**Problem details**
In the listing below, how many lines contain the word "छतरप"? Please respond with the number only.

(Collected data)
********************

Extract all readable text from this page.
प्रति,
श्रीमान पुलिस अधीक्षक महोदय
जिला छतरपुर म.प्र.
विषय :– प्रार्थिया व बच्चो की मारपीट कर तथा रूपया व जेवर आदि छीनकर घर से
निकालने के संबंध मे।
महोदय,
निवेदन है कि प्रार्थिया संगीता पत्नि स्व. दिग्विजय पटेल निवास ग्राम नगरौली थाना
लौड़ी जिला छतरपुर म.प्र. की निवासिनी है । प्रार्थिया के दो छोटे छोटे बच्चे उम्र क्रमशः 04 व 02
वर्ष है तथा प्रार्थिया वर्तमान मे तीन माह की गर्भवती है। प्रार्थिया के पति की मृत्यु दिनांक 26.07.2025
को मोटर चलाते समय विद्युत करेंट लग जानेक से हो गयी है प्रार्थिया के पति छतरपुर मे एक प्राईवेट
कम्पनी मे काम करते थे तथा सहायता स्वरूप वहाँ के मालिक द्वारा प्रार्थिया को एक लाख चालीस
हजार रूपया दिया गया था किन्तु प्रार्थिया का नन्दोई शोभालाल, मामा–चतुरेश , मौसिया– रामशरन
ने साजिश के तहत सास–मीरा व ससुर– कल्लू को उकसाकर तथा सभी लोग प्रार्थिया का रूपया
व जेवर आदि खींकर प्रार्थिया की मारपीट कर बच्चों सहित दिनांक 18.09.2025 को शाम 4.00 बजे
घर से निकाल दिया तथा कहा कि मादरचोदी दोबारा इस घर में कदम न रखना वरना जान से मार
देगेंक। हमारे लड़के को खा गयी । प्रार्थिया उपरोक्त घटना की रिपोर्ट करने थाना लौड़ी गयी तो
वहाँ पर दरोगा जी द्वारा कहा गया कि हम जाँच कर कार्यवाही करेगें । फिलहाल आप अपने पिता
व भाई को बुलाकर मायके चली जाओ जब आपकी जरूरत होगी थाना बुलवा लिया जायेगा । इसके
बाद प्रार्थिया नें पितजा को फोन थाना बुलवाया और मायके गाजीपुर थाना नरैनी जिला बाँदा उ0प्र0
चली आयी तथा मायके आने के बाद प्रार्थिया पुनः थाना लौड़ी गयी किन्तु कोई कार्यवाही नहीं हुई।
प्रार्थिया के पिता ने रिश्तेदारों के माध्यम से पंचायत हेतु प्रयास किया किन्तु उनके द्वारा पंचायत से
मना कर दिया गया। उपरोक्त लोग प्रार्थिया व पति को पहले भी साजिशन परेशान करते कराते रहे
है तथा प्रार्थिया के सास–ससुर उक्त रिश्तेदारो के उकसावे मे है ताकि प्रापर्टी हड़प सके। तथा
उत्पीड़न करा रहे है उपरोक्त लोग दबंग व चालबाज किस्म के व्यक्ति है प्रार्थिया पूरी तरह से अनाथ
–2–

********************

**Task response**
3